• [What the exercise asks]:
Leave out every picture, then transcribe the rest of the listing exactly.
[Start]
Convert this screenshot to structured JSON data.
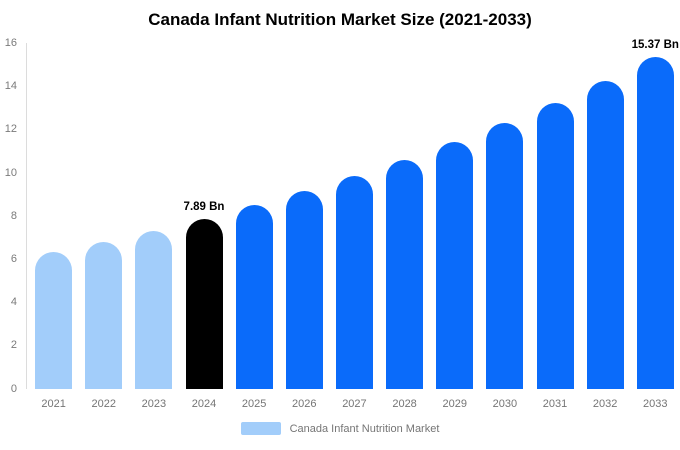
{
  "title": "Canada Infant Nutrition Market Size (2021-2033)",
  "legend": {
    "items": [
      {
        "label": "Canada Infant Nutrition Market",
        "color": "#a2cdfa"
      }
    ]
  },
  "chart_data": {
    "type": "bar",
    "title": "Canada Infant Nutrition Market Size (2021-2033)",
    "categories": [
      "2021",
      "2022",
      "2023",
      "2024",
      "2025",
      "2026",
      "2027",
      "2028",
      "2029",
      "2030",
      "2031",
      "2032",
      "2033"
    ],
    "values": [
      6.32,
      6.8,
      7.33,
      7.89,
      8.5,
      9.15,
      9.85,
      10.61,
      11.43,
      12.31,
      13.25,
      14.27,
      15.37
    ],
    "unit": "Bn",
    "bar_colors": [
      "#a2cdfa",
      "#a2cdfa",
      "#a2cdfa",
      "#000000",
      "#0a6bfa",
      "#0a6bfa",
      "#0a6bfa",
      "#0a6bfa",
      "#0a6bfa",
      "#0a6bfa",
      "#0a6bfa",
      "#0a6bfa",
      "#0a6bfa"
    ],
    "colors": {
      "historical": "#a2cdfa",
      "highlight": "#000000",
      "forecast": "#0a6bfa"
    },
    "ylim": [
      0,
      16
    ],
    "ytick_step": 2,
    "grid": false,
    "legend_position": "bottom",
    "xlabel": "",
    "ylabel": "",
    "annotations": [
      {
        "category": "2024",
        "text": "7.89 Bn"
      },
      {
        "category": "2033",
        "text": "15.37 Bn"
      }
    ],
    "axis_color": "#dcdcdc",
    "tick_color": "#7a7a7a"
  }
}
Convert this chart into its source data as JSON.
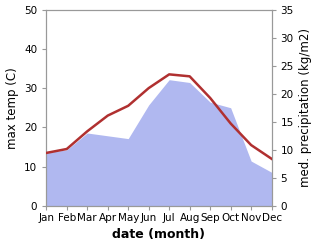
{
  "months": [
    "Jan",
    "Feb",
    "Mar",
    "Apr",
    "May",
    "Jun",
    "Jul",
    "Aug",
    "Sep",
    "Oct",
    "Nov",
    "Dec"
  ],
  "max_temp": [
    13.5,
    14.5,
    19.0,
    23.0,
    25.5,
    30.0,
    33.5,
    33.0,
    27.5,
    21.0,
    15.5,
    12.0
  ],
  "precipitation": [
    9.5,
    10.0,
    13.0,
    12.5,
    12.0,
    18.0,
    22.5,
    22.0,
    18.5,
    17.5,
    8.0,
    6.0
  ],
  "temp_color": "#b03030",
  "precip_fill_color": "#b0b8f0",
  "temp_ylim": [
    0,
    50
  ],
  "precip_ylim": [
    0,
    35
  ],
  "xlabel": "date (month)",
  "ylabel_left": "max temp (C)",
  "ylabel_right": "med. precipitation (kg/m2)",
  "temp_yticks": [
    0,
    10,
    20,
    30,
    40,
    50
  ],
  "precip_yticks": [
    0,
    5,
    10,
    15,
    20,
    25,
    30,
    35
  ],
  "bg_color": "#ffffff",
  "xlabel_fontsize": 9,
  "ylabel_fontsize": 8.5,
  "tick_fontsize": 7.5
}
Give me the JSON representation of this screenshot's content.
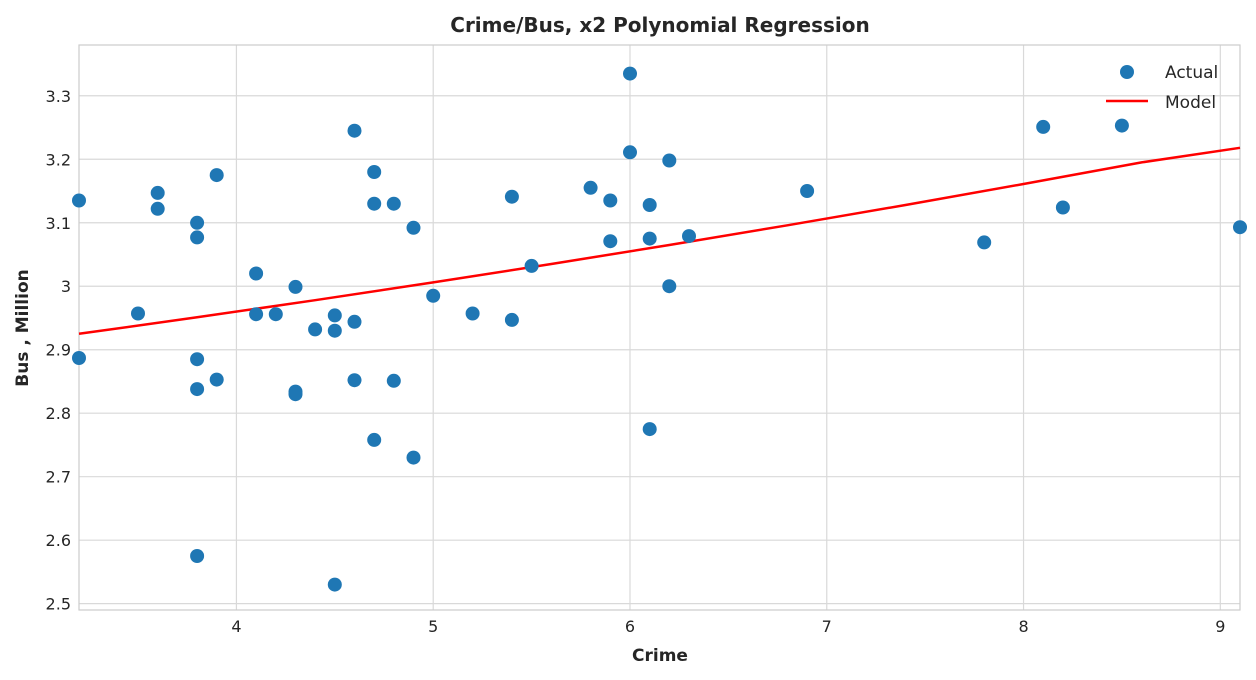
[End]
• [Worked answer]:
Convert this screenshot to structured JSON data.
{
  "title": "Canada Infant Nutrition Market Size (2021-2033)",
  "legend": {
    "items": [
      {
        "label": "Canada Infant Nutrition Market",
        "color": "#a2cdfa"
      }
    ]
  },
  "chart_data": {
    "type": "bar",
    "title": "Canada Infant Nutrition Market Size (2021-2033)",
    "categories": [
      "2021",
      "2022",
      "2023",
      "2024",
      "2025",
      "2026",
      "2027",
      "2028",
      "2029",
      "2030",
      "2031",
      "2032",
      "2033"
    ],
    "values": [
      6.32,
      6.8,
      7.33,
      7.89,
      8.5,
      9.15,
      9.85,
      10.61,
      11.43,
      12.31,
      13.25,
      14.27,
      15.37
    ],
    "unit": "Bn",
    "bar_colors": [
      "#a2cdfa",
      "#a2cdfa",
      "#a2cdfa",
      "#000000",
      "#0a6bfa",
      "#0a6bfa",
      "#0a6bfa",
      "#0a6bfa",
      "#0a6bfa",
      "#0a6bfa",
      "#0a6bfa",
      "#0a6bfa",
      "#0a6bfa"
    ],
    "colors": {
      "historical": "#a2cdfa",
      "highlight": "#000000",
      "forecast": "#0a6bfa"
    },
    "ylim": [
      0,
      16
    ],
    "ytick_step": 2,
    "grid": false,
    "legend_position": "bottom",
    "xlabel": "",
    "ylabel": "",
    "annotations": [
      {
        "category": "2024",
        "text": "7.89 Bn"
      },
      {
        "category": "2033",
        "text": "15.37 Bn"
      }
    ],
    "axis_color": "#dcdcdc",
    "tick_color": "#7a7a7a"
  }
}
Convert this chart into its source data as JSON.
{
  "months": [
    "Jan",
    "Feb",
    "Mar",
    "Apr",
    "May",
    "Jun",
    "Jul",
    "Aug",
    "Sep",
    "Oct",
    "Nov",
    "Dec"
  ],
  "max_temp": [
    13.5,
    14.5,
    19.0,
    23.0,
    25.5,
    30.0,
    33.5,
    33.0,
    27.5,
    21.0,
    15.5,
    12.0
  ],
  "precipitation": [
    9.5,
    10.0,
    13.0,
    12.5,
    12.0,
    18.0,
    22.5,
    22.0,
    18.5,
    17.5,
    8.0,
    6.0
  ],
  "temp_color": "#b03030",
  "precip_fill_color": "#b0b8f0",
  "temp_ylim": [
    0,
    50
  ],
  "precip_ylim": [
    0,
    35
  ],
  "xlabel": "date (month)",
  "ylabel_left": "max temp (C)",
  "ylabel_right": "med. precipitation (kg/m2)",
  "temp_yticks": [
    0,
    10,
    20,
    30,
    40,
    50
  ],
  "precip_yticks": [
    0,
    5,
    10,
    15,
    20,
    25,
    30,
    35
  ],
  "bg_color": "#ffffff",
  "xlabel_fontsize": 9,
  "ylabel_fontsize": 8.5,
  "tick_fontsize": 7.5
}
Give me the JSON representation of this screenshot's content.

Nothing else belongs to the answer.